Stated exercise – Reproduce the records from the start through the line that contains "data-series — [91, 44, 582, 300]", substituting "plot-point" for every "data-point" and leaving everything else unchanged. Return only those lines.

Excerpted records –
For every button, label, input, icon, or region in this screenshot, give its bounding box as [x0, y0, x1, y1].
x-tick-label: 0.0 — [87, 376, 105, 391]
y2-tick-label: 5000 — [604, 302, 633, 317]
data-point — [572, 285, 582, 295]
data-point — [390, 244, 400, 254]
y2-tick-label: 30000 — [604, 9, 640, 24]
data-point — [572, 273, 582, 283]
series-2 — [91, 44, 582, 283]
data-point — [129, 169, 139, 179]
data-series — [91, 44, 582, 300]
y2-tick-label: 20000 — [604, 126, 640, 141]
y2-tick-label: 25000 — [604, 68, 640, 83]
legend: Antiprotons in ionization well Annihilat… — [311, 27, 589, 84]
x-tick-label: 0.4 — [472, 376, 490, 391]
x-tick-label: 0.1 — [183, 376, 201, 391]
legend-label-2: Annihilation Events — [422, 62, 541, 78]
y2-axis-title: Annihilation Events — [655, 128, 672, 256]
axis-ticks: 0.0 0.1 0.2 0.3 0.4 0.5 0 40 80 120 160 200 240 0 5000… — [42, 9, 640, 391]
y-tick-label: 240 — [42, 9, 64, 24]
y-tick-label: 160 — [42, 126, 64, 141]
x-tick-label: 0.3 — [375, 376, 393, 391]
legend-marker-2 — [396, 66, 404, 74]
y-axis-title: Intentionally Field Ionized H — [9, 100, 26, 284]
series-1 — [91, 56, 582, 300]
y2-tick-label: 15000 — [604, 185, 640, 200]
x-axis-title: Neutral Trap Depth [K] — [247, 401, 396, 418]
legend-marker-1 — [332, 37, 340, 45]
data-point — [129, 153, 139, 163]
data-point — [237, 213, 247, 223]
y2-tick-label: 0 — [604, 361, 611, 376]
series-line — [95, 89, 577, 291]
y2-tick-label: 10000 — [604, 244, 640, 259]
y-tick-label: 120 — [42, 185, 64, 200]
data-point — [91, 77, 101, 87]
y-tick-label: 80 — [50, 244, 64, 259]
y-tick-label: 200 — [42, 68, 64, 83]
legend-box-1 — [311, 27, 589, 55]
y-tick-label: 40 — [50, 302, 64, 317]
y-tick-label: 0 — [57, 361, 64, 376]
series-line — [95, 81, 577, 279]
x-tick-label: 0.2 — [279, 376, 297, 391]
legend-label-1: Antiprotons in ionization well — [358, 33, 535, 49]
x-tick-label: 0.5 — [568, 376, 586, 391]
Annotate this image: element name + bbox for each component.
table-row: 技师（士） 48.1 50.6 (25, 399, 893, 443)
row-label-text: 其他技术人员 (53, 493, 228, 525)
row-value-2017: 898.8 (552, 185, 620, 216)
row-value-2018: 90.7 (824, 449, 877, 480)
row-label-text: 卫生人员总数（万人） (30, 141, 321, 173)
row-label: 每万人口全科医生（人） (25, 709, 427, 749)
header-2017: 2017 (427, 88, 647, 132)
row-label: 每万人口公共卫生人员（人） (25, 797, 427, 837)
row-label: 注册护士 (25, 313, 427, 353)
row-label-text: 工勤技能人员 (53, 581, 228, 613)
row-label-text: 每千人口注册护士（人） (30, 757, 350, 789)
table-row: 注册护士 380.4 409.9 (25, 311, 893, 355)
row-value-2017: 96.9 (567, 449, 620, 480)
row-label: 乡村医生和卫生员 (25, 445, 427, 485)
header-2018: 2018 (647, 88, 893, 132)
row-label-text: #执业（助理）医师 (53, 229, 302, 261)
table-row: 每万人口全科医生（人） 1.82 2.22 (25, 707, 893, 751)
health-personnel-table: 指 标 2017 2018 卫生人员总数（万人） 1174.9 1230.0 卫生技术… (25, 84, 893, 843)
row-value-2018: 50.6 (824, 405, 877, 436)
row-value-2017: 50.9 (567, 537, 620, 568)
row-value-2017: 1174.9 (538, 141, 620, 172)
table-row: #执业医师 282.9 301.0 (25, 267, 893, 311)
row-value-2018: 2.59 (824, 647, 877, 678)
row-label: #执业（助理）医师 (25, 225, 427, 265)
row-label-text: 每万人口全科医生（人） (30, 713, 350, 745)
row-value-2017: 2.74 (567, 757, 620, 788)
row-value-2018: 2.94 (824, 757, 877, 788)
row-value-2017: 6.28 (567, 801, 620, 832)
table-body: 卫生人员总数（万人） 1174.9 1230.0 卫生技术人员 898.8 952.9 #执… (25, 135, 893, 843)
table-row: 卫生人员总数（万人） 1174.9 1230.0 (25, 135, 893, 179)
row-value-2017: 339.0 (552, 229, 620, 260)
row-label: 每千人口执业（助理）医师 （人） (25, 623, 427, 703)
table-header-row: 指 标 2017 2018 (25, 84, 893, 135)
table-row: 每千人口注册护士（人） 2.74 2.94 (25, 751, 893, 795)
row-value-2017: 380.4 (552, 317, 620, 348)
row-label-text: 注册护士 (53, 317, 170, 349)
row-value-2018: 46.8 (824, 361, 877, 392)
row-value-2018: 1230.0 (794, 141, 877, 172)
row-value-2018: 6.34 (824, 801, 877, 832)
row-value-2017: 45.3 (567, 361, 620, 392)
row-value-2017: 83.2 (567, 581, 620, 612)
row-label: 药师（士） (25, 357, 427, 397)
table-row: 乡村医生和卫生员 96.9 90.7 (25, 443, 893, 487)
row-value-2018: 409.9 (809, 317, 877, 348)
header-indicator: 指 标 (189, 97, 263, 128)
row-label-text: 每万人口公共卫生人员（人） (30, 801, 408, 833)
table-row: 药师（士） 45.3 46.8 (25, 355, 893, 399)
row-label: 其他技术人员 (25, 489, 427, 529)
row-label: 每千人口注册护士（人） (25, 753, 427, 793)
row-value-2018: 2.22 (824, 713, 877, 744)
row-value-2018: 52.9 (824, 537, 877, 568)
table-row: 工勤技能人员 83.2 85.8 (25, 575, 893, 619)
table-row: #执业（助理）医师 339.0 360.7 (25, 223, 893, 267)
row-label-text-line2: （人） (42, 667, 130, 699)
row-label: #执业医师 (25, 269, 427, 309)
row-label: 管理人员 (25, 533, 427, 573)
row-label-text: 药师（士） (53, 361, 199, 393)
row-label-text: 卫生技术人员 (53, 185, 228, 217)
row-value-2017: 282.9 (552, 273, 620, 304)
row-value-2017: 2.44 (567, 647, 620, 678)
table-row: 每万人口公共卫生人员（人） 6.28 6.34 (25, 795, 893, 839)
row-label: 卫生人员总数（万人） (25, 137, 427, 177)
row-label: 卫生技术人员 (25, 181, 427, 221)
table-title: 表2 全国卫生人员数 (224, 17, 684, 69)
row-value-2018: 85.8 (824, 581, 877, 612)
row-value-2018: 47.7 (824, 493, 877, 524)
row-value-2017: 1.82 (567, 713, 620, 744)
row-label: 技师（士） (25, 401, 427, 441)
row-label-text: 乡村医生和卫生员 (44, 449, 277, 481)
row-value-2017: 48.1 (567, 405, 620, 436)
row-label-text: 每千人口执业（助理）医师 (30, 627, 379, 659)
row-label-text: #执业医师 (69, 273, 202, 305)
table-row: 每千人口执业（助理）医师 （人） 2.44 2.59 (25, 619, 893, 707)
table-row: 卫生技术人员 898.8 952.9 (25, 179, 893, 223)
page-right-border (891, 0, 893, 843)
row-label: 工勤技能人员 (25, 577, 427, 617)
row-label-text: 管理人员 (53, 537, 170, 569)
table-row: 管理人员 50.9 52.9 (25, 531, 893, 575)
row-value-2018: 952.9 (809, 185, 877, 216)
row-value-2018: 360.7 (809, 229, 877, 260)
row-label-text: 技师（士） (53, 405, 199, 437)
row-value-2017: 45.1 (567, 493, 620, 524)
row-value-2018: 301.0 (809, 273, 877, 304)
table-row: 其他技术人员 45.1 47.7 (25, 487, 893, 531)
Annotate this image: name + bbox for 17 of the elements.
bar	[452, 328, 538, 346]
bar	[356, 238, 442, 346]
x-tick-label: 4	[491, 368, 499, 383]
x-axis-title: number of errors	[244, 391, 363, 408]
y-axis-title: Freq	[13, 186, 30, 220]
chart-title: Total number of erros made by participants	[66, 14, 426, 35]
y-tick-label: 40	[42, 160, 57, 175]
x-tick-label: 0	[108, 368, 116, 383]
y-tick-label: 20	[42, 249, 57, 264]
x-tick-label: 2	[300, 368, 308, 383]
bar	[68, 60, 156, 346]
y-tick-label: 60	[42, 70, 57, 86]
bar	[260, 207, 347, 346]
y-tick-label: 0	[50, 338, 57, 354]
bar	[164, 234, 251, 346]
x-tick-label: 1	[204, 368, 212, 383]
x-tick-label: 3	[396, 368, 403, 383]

Solution for this exercise –
For every button, label, input, icon, or region in this screenshot, give its bounding box as [x0, y0, x1, y1].
x-tick-label: 0.0 — [87, 376, 105, 391]
y2-tick-label: 5000 — [604, 302, 633, 317]
plot-point — [572, 285, 582, 295]
plot-point — [390, 244, 400, 254]
y2-tick-label: 30000 — [604, 9, 640, 24]
plot-point — [572, 273, 582, 283]
series-2 — [91, 44, 582, 283]
plot-point — [129, 169, 139, 179]
data-series — [91, 44, 582, 300]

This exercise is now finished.